- [Directions] Check each line of the records below and collect those that include the word "want".

■ ■ ■ ■ ■

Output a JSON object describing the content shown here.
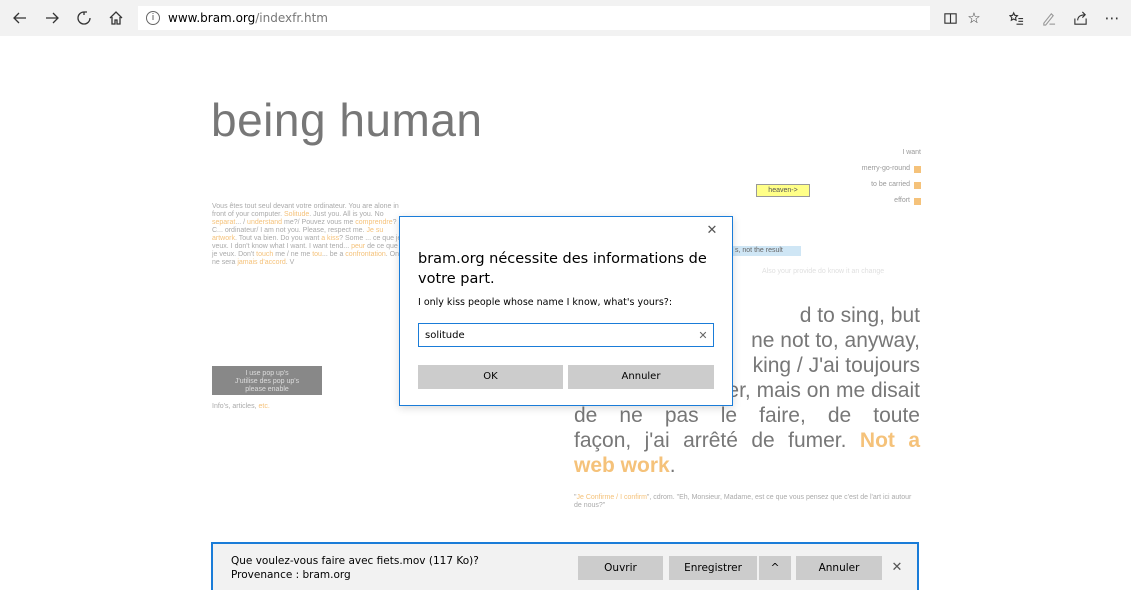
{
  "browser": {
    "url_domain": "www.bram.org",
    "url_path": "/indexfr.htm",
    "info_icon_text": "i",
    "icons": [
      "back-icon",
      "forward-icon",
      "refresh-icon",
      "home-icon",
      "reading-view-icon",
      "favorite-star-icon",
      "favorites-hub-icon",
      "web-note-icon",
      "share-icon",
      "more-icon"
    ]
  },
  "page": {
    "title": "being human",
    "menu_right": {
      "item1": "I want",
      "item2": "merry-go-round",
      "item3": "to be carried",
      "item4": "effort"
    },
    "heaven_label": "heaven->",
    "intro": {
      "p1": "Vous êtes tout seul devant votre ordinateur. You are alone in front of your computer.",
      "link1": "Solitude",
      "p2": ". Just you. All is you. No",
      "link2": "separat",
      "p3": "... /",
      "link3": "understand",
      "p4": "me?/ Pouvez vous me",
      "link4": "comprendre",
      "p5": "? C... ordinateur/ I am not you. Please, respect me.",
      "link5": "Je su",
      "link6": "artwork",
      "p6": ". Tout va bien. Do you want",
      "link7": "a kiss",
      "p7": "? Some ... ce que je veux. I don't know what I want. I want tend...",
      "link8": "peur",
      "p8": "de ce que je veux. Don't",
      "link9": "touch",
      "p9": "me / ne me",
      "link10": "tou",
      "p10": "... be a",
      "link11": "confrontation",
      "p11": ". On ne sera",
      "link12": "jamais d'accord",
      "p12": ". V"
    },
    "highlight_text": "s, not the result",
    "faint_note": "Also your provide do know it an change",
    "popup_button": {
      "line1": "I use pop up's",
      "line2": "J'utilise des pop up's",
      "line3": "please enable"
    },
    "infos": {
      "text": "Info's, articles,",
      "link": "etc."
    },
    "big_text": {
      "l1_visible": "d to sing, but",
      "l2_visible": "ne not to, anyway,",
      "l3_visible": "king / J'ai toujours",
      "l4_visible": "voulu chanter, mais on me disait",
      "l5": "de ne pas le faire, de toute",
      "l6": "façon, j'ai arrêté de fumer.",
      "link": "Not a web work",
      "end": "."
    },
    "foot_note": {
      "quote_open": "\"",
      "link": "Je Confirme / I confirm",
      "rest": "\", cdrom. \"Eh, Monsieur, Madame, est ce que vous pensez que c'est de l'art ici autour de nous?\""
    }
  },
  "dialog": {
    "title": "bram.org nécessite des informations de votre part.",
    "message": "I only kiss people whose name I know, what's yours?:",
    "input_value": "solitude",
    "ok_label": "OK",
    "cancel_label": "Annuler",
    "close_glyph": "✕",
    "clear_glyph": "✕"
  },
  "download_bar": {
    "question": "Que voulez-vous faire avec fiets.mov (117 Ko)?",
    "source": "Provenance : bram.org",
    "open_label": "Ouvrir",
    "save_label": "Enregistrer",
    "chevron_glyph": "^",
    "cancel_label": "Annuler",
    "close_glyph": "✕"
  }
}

■ ■ ■ ■ ■

- [Complete output]
      "item1": "I want",
      "p6": ". Tout va bien. Do you want",
      "p7": "? Some ... ce que je veux. I don't know what I want. I want tend...",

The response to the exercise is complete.